Recorded data:
-----

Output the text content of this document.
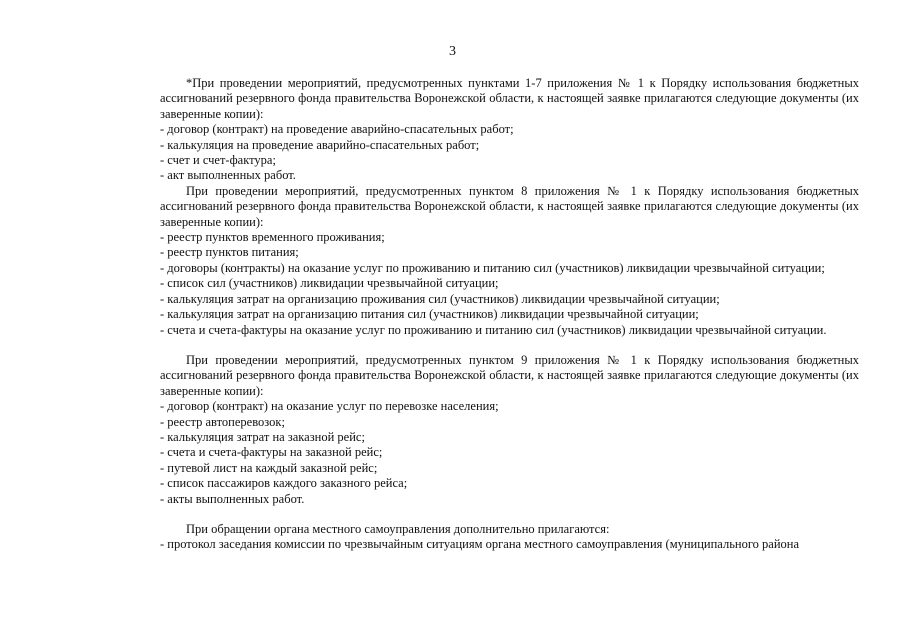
3

*При проведении мероприятий, предусмотренных пунктами 1-7 приложения № 1 к Порядку использования бюджетных ассигнований резервного фонда правительства Воронежской области, к настоящей заявке прилагаются следующие документы (их заверенные копии):

- договор (контракт) на проведение аварийно-спасательных работ;
- калькуляция на проведение аварийно-спасательных работ;
- счет и счет-фактура;
- акт выполненных работ.

При проведении мероприятий, предусмотренных пунктом 8 приложения № 1 к Порядку использования бюджетных ассигнований резервного фонда правительства Воронежской области, к настоящей заявке прилагаются следующие документы (их заверенные копии):

- реестр пунктов временного проживания;
- реестр пунктов питания;
- договоры (контракты) на оказание услуг по проживанию и питанию сил (участников) ликвидации чрезвычайной ситуации;
- список сил (участников) ликвидации чрезвычайной ситуации;
- калькуляция затрат на организацию проживания сил (участников) ликвидации чрезвычайной ситуации;
- калькуляция затрат на организацию питания сил (участников) ликвидации чрезвычайной ситуации;
- счета и счета-фактуры на оказание услуг по проживанию и питанию сил (участников) ликвидации чрезвычайной ситуации.

При проведении мероприятий, предусмотренных пунктом 9 приложения № 1 к Порядку использования бюджетных ассигнований резервного фонда правительства Воронежской области, к настоящей заявке прилагаются следующие документы (их заверенные копии):

- договор (контракт) на оказание услуг по перевозке населения;
- реестр автоперевозок;
- калькуляция затрат на заказной рейс;
- счета и счета-фактуры на заказной рейс;
- путевой лист на каждый заказной рейс;
- список пассажиров каждого заказного рейса;
- акты выполненных работ.

При обращении органа местного самоуправления дополнительно прилагаются:

- протокол заседания комиссии по чрезвычайным ситуациям органа местного самоуправления (муниципального района
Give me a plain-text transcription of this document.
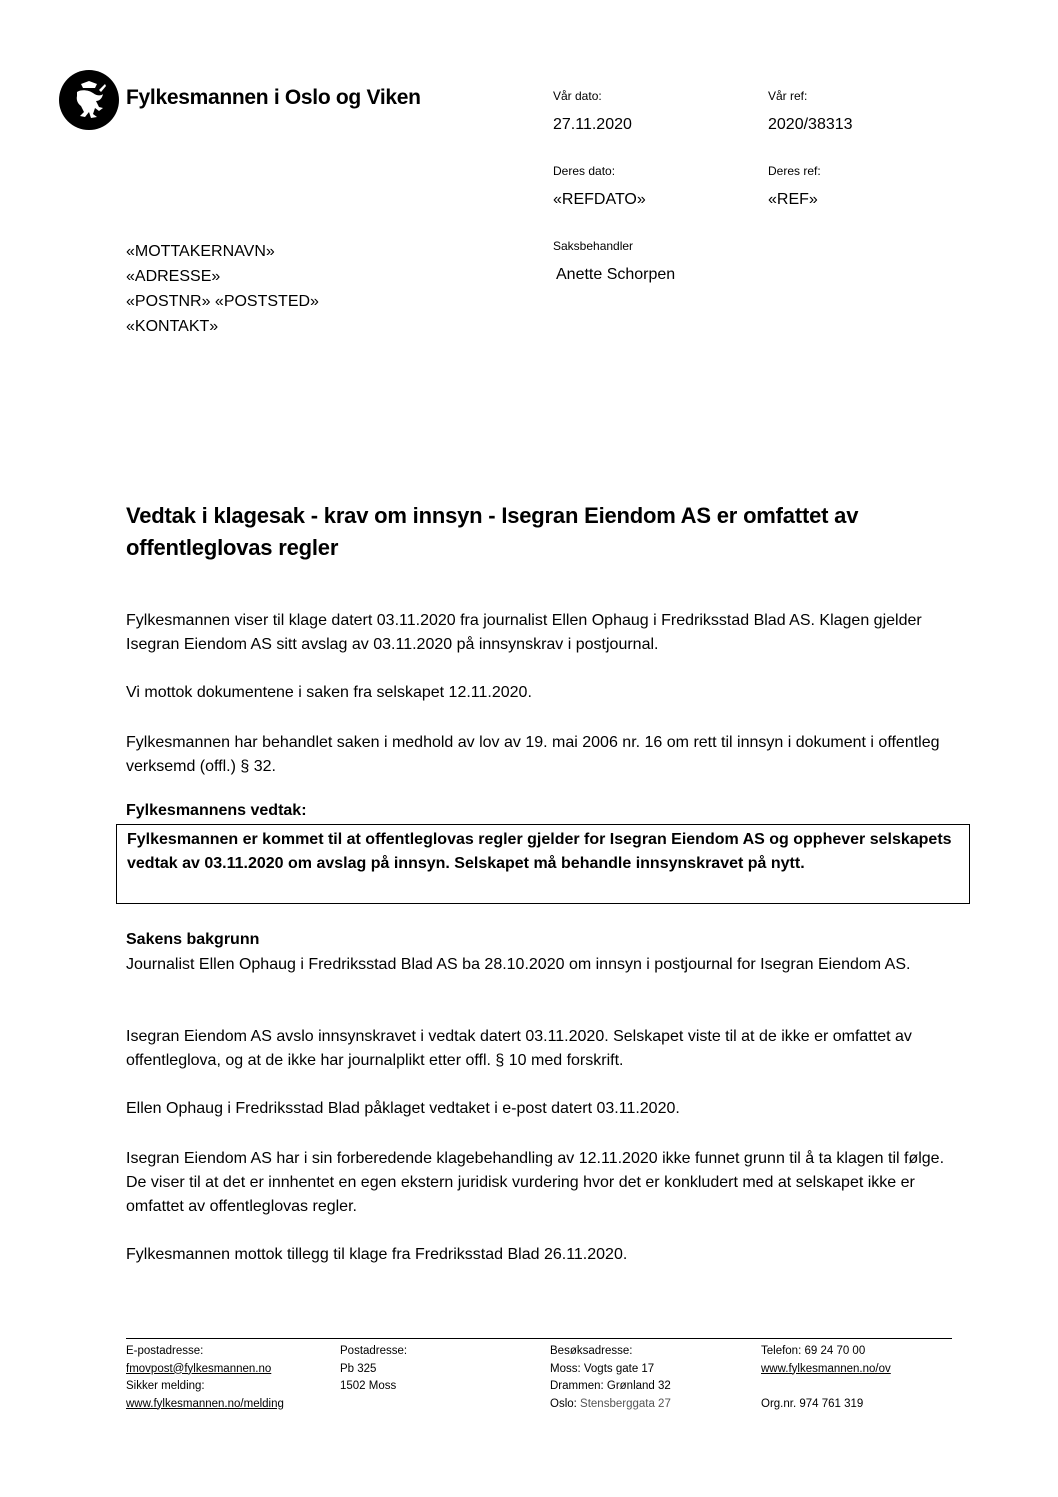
Fylkesmannen i Oslo og Viken	Vår dato:
27.11.2020
Vår ref:
2020/38313
Deres dato:
«REFDATO»
Deres ref:
«REF»
Saksbehandler
Anette Schorpen
«MOTTAKERNAVN»
«ADRESSE»
«POSTNR» «POSTSTED»
«KONTAKT»
Vedtak i klagesak - krav om innsyn - Isegran Eiendom AS er omfattet av offentleglovas regler
Fylkesmannen viser til klage datert 03.11.2020 fra journalist Ellen Ophaug i Fredriksstad Blad AS. Klagen gjelder Isegran Eiendom AS sitt avslag av 03.11.2020 på innsynskrav i postjournal.
Vi mottok dokumentene i saken fra selskapet 12.11.2020.
Fylkesmannen har behandlet saken i medhold av lov av 19. mai 2006 nr. 16 om rett til innsyn i dokument i offentleg verksemd (offl.) § 32.
Fylkesmannens vedtak:
Fylkesmannen er kommet til at offentleglovas regler gjelder for Isegran Eiendom AS og opphever selskapets vedtak av 03.11.2020 om avslag på innsyn. Selskapet må behandle innsynskravet på nytt.
Sakens bakgrunn
Journalist Ellen Ophaug i Fredriksstad Blad AS ba 28.10.2020 om innsyn i postjournal for Isegran Eiendom AS.
Isegran Eiendom AS avslo innsynskravet i vedtak datert 03.11.2020. Selskapet viste til at de ikke er omfattet av offentleglova, og at de ikke har journalplikt etter offl. § 10 med forskrift.
Ellen Ophaug i Fredriksstad Blad påklaget vedtaket i e-post datert 03.11.2020.
Isegran Eiendom AS har i sin forberedende klagebehandling av 12.11.2020 ikke funnet grunn til å ta klagen til følge. De viser til at det er innhentet en egen ekstern juridisk vurdering hvor det er konkludert med at selskapet ikke er omfattet av offentleglovas regler.
Fylkesmannen mottok tillegg til klage fra Fredriksstad Blad 26.11.2020.
E-postadresse:
fmovpost@fylkesmannen.no
Sikker melding:
www.fylkesmannen.no/melding
Postadresse:
Pb 325
1502 Moss
Besøksadresse:
Moss: Vogts gate 17
Drammen: Grønland 32
Oslo: Stensberggata 27
Telefon: 69 24 70 00
www.fylkesmannen.no/ov

Org.nr. 974 761 319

-----

Task to carry out -> Return the entries unchanged, save for the pictures, which do not belong in the copy.

Exercise response ->
Output the text content of this document.
3

*При проведении мероприятий, предусмотренных пунктами 1-7 приложения № 1 к Порядку использования бюджетных ассигнований резервного фонда правительства Воронежской области, к настоящей заявке прилагаются следующие документы (их заверенные копии):

- договор (контракт) на проведение аварийно-спасательных работ;
- калькуляция на проведение аварийно-спасательных работ;
- счет и счет-фактура;
- акт выполненных работ.

При проведении мероприятий, предусмотренных пунктом 8 приложения № 1 к Порядку использования бюджетных ассигнований резервного фонда правительства Воронежской области, к настоящей заявке прилагаются следующие документы (их заверенные копии):

- реестр пунктов временного проживания;
- реестр пунктов питания;
- договоры (контракты) на оказание услуг по проживанию и питанию сил (участников) ликвидации чрезвычайной ситуации;
- список сил (участников) ликвидации чрезвычайной ситуации;
- калькуляция затрат на организацию проживания сил (участников) ликвидации чрезвычайной ситуации;
- калькуляция затрат на организацию питания сил (участников) ликвидации чрезвычайной ситуации;
- счета и счета-фактуры на оказание услуг по проживанию и питанию сил (участников) ликвидации чрезвычайной ситуации.

При проведении мероприятий, предусмотренных пунктом 9 приложения № 1 к Порядку использования бюджетных ассигнований резервного фонда правительства Воронежской области, к настоящей заявке прилагаются следующие документы (их заверенные копии):

- договор (контракт) на оказание услуг по перевозке населения;
- реестр автоперевозок;
- калькуляция затрат на заказной рейс;
- счета и счета-фактуры на заказной рейс;
- путевой лист на каждый заказной рейс;
- список пассажиров каждого заказного рейса;
- акты выполненных работ.

При обращении органа местного самоуправления дополнительно прилагаются:

- протокол заседания комиссии по чрезвычайным ситуациям органа местного самоуправления (муниципального района
Give me a plain-text transcription of this document.
Fylkesmannen i Oslo og Viken	Vår dato:
27.11.2020
Vår ref:
2020/38313
Deres dato:
«REFDATO»
Deres ref:
«REF»
Saksbehandler
Anette Schorpen
«MOTTAKERNAVN»
«ADRESSE»
«POSTNR» «POSTSTED»
«KONTAKT»
Vedtak i klagesak - krav om innsyn - Isegran Eiendom AS er omfattet av offentleglovas regler
Fylkesmannen viser til klage datert 03.11.2020 fra journalist Ellen Ophaug i Fredriksstad Blad AS. Klagen gjelder Isegran Eiendom AS sitt avslag av 03.11.2020 på innsynskrav i postjournal.
Vi mottok dokumentene i saken fra selskapet 12.11.2020.
Fylkesmannen har behandlet saken i medhold av lov av 19. mai 2006 nr. 16 om rett til innsyn i dokument i offentleg verksemd (offl.) § 32.
Fylkesmannens vedtak:
Fylkesmannen er kommet til at offentleglovas regler gjelder for Isegran Eiendom AS og opphever selskapets vedtak av 03.11.2020 om avslag på innsyn. Selskapet må behandle innsynskravet på nytt.
Sakens bakgrunn
Journalist Ellen Ophaug i Fredriksstad Blad AS ba 28.10.2020 om innsyn i postjournal for Isegran Eiendom AS.
Isegran Eiendom AS avslo innsynskravet i vedtak datert 03.11.2020. Selskapet viste til at de ikke er omfattet av offentleglova, og at de ikke har journalplikt etter offl. § 10 med forskrift.
Ellen Ophaug i Fredriksstad Blad påklaget vedtaket i e-post datert 03.11.2020.
Isegran Eiendom AS har i sin forberedende klagebehandling av 12.11.2020 ikke funnet grunn til å ta klagen til følge. De viser til at det er innhentet en egen ekstern juridisk vurdering hvor det er konkludert med at selskapet ikke er omfattet av offentleglovas regler.
Fylkesmannen mottok tillegg til klage fra Fredriksstad Blad 26.11.2020.
E-postadresse:
fmovpost@fylkesmannen.no
Sikker melding:
www.fylkesmannen.no/melding
Postadresse:
Pb 325
1502 Moss
Besøksadresse:
Moss: Vogts gate 17
Drammen: Grønland 32
Oslo: Stensberggata 27
Telefon: 69 24 70 00
www.fylkesmannen.no/ov

Org.nr. 974 761 319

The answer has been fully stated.